**Data rows**
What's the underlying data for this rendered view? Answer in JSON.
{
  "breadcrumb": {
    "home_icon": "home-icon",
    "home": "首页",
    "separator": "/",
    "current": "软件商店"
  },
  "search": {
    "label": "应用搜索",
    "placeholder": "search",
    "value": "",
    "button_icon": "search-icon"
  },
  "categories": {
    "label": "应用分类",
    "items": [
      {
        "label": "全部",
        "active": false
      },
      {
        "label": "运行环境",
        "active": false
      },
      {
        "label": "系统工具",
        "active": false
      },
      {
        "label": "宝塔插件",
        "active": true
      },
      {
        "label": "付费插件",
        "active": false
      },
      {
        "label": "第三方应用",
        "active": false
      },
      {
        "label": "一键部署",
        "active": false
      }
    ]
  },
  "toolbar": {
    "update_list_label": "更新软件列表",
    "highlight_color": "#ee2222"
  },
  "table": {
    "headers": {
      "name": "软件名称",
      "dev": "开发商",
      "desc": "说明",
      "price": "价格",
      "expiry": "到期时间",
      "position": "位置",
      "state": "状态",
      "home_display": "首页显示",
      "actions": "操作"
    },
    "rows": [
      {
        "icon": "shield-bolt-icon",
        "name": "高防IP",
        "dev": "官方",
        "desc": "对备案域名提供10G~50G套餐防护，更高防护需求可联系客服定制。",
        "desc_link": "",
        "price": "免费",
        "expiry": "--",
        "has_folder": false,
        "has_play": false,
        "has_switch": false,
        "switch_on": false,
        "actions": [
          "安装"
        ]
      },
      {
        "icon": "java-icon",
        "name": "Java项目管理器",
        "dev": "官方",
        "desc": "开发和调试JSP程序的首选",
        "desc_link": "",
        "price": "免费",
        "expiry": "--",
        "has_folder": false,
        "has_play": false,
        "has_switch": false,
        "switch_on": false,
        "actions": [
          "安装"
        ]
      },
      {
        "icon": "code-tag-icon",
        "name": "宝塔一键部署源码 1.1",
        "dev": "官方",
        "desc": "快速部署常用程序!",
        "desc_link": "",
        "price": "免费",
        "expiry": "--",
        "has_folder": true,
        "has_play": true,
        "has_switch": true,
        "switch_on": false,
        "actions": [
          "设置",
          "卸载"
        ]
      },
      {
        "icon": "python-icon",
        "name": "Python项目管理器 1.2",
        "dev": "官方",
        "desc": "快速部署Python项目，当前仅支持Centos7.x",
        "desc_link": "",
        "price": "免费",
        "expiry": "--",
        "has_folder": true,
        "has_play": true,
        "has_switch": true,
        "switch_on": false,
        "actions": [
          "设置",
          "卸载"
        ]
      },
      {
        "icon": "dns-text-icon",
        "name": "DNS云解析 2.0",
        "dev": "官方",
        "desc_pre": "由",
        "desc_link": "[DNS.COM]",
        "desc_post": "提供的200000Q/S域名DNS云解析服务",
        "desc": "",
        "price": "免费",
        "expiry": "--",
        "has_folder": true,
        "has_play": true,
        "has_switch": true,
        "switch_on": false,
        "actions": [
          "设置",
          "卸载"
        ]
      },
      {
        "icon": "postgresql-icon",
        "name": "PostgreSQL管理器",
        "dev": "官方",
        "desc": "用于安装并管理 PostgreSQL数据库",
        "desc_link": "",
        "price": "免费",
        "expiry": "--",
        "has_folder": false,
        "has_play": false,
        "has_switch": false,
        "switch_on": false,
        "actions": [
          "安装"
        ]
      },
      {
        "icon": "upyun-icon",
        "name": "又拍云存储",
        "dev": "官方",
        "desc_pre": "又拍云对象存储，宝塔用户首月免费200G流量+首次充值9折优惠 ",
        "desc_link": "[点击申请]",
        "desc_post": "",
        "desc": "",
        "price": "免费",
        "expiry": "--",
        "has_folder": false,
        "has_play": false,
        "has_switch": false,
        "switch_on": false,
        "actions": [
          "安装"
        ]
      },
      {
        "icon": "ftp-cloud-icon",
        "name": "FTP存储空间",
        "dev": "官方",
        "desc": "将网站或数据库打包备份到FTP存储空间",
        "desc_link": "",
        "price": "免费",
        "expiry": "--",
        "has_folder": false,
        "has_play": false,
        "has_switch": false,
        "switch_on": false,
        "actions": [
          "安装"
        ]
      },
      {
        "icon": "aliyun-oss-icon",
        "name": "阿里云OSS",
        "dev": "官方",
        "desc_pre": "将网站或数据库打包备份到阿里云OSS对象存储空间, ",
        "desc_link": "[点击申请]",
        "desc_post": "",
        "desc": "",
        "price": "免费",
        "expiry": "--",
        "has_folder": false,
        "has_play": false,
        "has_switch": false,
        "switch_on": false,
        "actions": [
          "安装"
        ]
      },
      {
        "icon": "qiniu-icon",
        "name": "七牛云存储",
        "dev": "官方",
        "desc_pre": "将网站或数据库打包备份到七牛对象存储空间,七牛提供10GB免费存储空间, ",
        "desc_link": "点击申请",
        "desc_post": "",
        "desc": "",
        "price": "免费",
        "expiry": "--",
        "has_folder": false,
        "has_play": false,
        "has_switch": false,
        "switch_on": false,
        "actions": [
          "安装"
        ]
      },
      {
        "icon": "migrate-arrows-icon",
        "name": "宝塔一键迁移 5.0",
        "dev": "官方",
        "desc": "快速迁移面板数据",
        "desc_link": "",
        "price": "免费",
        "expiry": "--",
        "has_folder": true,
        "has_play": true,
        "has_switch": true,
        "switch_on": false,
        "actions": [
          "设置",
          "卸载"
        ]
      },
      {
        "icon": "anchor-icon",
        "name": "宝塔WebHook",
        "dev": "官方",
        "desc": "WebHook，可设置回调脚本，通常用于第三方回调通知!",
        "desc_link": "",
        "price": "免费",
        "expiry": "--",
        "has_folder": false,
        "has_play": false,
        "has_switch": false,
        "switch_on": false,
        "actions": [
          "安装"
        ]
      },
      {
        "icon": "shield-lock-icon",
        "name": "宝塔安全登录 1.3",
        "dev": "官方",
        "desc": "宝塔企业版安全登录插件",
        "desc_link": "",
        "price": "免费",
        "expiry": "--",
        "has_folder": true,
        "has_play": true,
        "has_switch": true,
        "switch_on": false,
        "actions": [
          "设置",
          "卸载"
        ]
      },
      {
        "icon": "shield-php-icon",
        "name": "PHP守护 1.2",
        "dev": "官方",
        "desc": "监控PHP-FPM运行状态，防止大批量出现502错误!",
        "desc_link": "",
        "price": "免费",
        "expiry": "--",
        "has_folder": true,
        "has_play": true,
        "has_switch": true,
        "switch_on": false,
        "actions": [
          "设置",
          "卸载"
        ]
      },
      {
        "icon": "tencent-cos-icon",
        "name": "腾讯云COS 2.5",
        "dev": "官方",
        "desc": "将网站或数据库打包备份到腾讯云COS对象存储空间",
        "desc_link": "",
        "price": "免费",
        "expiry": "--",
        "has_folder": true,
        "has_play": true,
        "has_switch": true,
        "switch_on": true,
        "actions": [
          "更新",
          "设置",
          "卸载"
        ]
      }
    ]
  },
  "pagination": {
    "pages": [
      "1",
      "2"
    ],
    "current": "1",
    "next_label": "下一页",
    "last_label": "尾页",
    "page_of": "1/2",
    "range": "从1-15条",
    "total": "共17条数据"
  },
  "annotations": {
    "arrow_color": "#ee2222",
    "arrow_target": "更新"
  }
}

**Exercise task**
Exactly reproduce the material above.

**Solution to this problem**
What's the underlying data for this rendered view? Answer in JSON.
{
  "breadcrumb": {
    "home_icon": "home-icon",
    "home": "首页",
    "separator": "/",
    "current": "软件商店"
  },
  "search": {
    "label": "应用搜索",
    "placeholder": "search",
    "value": "",
    "button_icon": "search-icon"
  },
  "categories": {
    "label": "应用分类",
    "items": [
      {
        "label": "全部",
        "active": false
      },
      {
        "label": "运行环境",
        "active": false
      },
      {
        "label": "系统工具",
        "active": false
      },
      {
        "label": "宝塔插件",
        "active": true
      },
      {
        "label": "付费插件",
        "active": false
      },
      {
        "label": "第三方应用",
        "active": false
      },
      {
        "label": "一键部署",
        "active": false
      }
    ]
  },
  "toolbar": {
    "update_list_label": "更新软件列表",
    "highlight_color": "#ee2222"
  },
  "table": {
    "headers": {
      "name": "软件名称",
      "dev": "开发商",
      "desc": "说明",
      "price": "价格",
      "expiry": "到期时间",
      "position": "位置",
      "state": "状态",
      "home_display": "首页显示",
      "actions": "操作"
    },
    "rows": [
      {
        "icon": "shield-bolt-icon",
        "name": "高防IP",
        "dev": "官方",
        "desc": "对备案域名提供10G~50G套餐防护，更高防护需求可联系客服定制。",
        "desc_link": "",
        "price": "免费",
        "expiry": "--",
        "has_folder": false,
        "has_play": false,
        "has_switch": false,
        "switch_on": false,
        "actions": [
          "安装"
        ]
      },
      {
        "icon": "java-icon",
        "name": "Java项目管理器",
        "dev": "官方",
        "desc": "开发和调试JSP程序的首选",
        "desc_link": "",
        "price": "免费",
        "expiry": "--",
        "has_folder": false,
        "has_play": false,
        "has_switch": false,
        "switch_on": false,
        "actions": [
          "安装"
        ]
      },
      {
        "icon": "code-tag-icon",
        "name": "宝塔一键部署源码 1.1",
        "dev": "官方",
        "desc": "快速部署常用程序!",
        "desc_link": "",
        "price": "免费",
        "expiry": "--",
        "has_folder": true,
        "has_play": true,
        "has_switch": true,
        "switch_on": false,
        "actions": [
          "设置",
          "卸载"
        ]
      },
      {
        "icon": "python-icon",
        "name": "Python项目管理器 1.2",
        "dev": "官方",
        "desc": "快速部署Python项目，当前仅支持Centos7.x",
        "desc_link": "",
        "price": "免费",
        "expiry": "--",
        "has_folder": true,
        "has_play": true,
        "has_switch": true,
        "switch_on": false,
        "actions": [
          "设置",
          "卸载"
        ]
      },
      {
        "icon": "dns-text-icon",
        "name": "DNS云解析 2.0",
        "dev": "官方",
        "desc_pre": "由",
        "desc_link": "[DNS.COM]",
        "desc_post": "提供的200000Q/S域名DNS云解析服务",
        "desc": "",
        "price": "免费",
        "expiry": "--",
        "has_folder": true,
        "has_play": true,
        "has_switch": true,
        "switch_on": false,
        "actions": [
          "设置",
          "卸载"
        ]
      },
      {
        "icon": "postgresql-icon",
        "name": "PostgreSQL管理器",
        "dev": "官方",
        "desc": "用于安装并管理 PostgreSQL数据库",
        "desc_link": "",
        "price": "免费",
        "expiry": "--",
        "has_folder": false,
        "has_play": false,
        "has_switch": false,
        "switch_on": false,
        "actions": [
          "安装"
        ]
      },
      {
        "icon": "upyun-icon",
        "name": "又拍云存储",
        "dev": "官方",
        "desc_pre": "又拍云对象存储，宝塔用户首月免费200G流量+首次充值9折优惠 ",
        "desc_link": "[点击申请]",
        "desc_post": "",
        "desc": "",
        "price": "免费",
        "expiry": "--",
        "has_folder": false,
        "has_play": false,
        "has_switch": false,
        "switch_on": false,
        "actions": [
          "安装"
        ]
      },
      {
        "icon": "ftp-cloud-icon",
        "name": "FTP存储空间",
        "dev": "官方",
        "desc": "将网站或数据库打包备份到FTP存储空间",
        "desc_link": "",
        "price": "免费",
        "expiry": "--",
        "has_folder": false,
        "has_play": false,
        "has_switch": false,
        "switch_on": false,
        "actions": [
          "安装"
        ]
      },
      {
        "icon": "aliyun-oss-icon",
        "name": "阿里云OSS",
        "dev": "官方",
        "desc_pre": "将网站或数据库打包备份到阿里云OSS对象存储空间, ",
        "desc_link": "[点击申请]",
        "desc_post": "",
        "desc": "",
        "price": "免费",
        "expiry": "--",
        "has_folder": false,
        "has_play": false,
        "has_switch": false,
        "switch_on": false,
        "actions": [
          "安装"
        ]
      },
      {
        "icon": "qiniu-icon",
        "name": "七牛云存储",
        "dev": "官方",
        "desc_pre": "将网站或数据库打包备份到七牛对象存储空间,七牛提供10GB免费存储空间, ",
        "desc_link": "点击申请",
        "desc_post": "",
        "desc": "",
        "price": "免费",
        "expiry": "--",
        "has_folder": false,
        "has_play": false,
        "has_switch": false,
        "switch_on": false,
        "actions": [
          "安装"
        ]
      },
      {
        "icon": "migrate-arrows-icon",
        "name": "宝塔一键迁移 5.0",
        "dev": "官方",
        "desc": "快速迁移面板数据",
        "desc_link": "",
        "price": "免费",
        "expiry": "--",
        "has_folder": true,
        "has_play": true,
        "has_switch": true,
        "switch_on": false,
        "actions": [
          "设置",
          "卸载"
        ]
      },
      {
        "icon": "anchor-icon",
        "name": "宝塔WebHook",
        "dev": "官方",
        "desc": "WebHook，可设置回调脚本，通常用于第三方回调通知!",
        "desc_link": "",
        "price": "免费",
        "expiry": "--",
        "has_folder": false,
        "has_play": false,
        "has_switch": false,
        "switch_on": false,
        "actions": [
          "安装"
        ]
      },
      {
        "icon": "shield-lock-icon",
        "name": "宝塔安全登录 1.3",
        "dev": "官方",
        "desc": "宝塔企业版安全登录插件",
        "desc_link": "",
        "price": "免费",
        "expiry": "--",
        "has_folder": true,
        "has_play": true,
        "has_switch": true,
        "switch_on": false,
        "actions": [
          "设置",
          "卸载"
        ]
      },
      {
        "icon": "shield-php-icon",
        "name": "PHP守护 1.2",
        "dev": "官方",
        "desc": "监控PHP-FPM运行状态，防止大批量出现502错误!",
        "desc_link": "",
        "price": "免费",
        "expiry": "--",
        "has_folder": true,
        "has_play": true,
        "has_switch": true,
        "switch_on": false,
        "actions": [
          "设置",
          "卸载"
        ]
      },
      {
        "icon": "tencent-cos-icon",
        "name": "腾讯云COS 2.5",
        "dev": "官方",
        "desc": "将网站或数据库打包备份到腾讯云COS对象存储空间",
        "desc_link": "",
        "price": "免费",
        "expiry": "--",
        "has_folder": true,
        "has_play": true,
        "has_switch": true,
        "switch_on": true,
        "actions": [
          "更新",
          "设置",
          "卸载"
        ]
      }
    ]
  },
  "pagination": {
    "pages": [
      "1",
      "2"
    ],
    "current": "1",
    "next_label": "下一页",
    "last_label": "尾页",
    "page_of": "1/2",
    "range": "从1-15条",
    "total": "共17条数据"
  },
  "annotations": {
    "arrow_color": "#ee2222",
    "arrow_target": "更新"
  }
}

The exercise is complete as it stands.